Saved data entries
━━━━━━━━

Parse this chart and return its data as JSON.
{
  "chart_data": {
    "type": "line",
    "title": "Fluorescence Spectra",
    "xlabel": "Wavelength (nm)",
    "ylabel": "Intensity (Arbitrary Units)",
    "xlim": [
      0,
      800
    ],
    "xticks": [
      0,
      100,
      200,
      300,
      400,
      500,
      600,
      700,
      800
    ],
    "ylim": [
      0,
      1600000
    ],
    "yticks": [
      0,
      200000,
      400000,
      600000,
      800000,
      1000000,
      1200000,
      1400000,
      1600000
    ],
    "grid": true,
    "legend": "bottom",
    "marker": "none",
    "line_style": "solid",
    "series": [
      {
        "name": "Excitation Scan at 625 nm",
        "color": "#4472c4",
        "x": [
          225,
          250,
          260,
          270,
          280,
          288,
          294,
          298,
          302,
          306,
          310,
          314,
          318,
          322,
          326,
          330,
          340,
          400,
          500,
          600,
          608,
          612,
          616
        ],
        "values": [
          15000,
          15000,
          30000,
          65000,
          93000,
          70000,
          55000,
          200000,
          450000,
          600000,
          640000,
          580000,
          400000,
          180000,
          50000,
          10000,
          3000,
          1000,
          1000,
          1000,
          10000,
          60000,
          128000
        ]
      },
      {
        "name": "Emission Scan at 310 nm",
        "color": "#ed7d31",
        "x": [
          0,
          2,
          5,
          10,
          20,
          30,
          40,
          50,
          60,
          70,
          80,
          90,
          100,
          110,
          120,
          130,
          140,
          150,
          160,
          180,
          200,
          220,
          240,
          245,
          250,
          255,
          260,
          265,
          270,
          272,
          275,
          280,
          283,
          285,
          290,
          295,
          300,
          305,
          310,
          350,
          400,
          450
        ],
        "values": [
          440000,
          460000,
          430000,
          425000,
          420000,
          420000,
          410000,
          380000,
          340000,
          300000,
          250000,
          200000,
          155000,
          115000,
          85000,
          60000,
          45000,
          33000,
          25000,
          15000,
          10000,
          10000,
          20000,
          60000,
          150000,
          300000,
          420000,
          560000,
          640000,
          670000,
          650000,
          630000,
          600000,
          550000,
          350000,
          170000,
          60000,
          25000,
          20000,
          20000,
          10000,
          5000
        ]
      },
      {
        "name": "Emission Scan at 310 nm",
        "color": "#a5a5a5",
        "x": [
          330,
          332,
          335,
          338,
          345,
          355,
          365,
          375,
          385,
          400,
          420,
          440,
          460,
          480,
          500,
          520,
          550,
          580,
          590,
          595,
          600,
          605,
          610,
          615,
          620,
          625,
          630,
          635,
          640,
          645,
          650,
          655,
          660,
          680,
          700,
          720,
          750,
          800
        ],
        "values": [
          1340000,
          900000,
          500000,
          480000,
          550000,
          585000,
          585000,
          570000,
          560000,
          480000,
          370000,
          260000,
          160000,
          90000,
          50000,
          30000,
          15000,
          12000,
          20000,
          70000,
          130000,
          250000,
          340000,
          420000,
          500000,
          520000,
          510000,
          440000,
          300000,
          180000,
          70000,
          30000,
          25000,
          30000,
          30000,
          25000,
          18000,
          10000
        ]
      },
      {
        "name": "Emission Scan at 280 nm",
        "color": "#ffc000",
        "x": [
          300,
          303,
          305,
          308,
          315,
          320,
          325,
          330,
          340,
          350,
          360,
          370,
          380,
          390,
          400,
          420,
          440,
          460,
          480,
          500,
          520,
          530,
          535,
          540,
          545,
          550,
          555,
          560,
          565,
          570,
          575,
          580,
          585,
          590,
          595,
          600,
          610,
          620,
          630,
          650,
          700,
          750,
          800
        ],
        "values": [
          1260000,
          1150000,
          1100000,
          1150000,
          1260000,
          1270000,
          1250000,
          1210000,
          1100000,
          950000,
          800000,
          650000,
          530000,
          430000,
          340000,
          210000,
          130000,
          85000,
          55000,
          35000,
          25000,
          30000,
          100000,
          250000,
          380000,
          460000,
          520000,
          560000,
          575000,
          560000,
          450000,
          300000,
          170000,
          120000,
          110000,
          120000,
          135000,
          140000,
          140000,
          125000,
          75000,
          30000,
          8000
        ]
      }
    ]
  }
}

━━━━━━━━

Show the lines where the word "name" appears in the entries.

        "name": "Excitation Scan at 625 nm",
        "name": "Emission Scan at 310 nm",
        "name": "Emission Scan at 310 nm",
        "name": "Emission Scan at 280 nm",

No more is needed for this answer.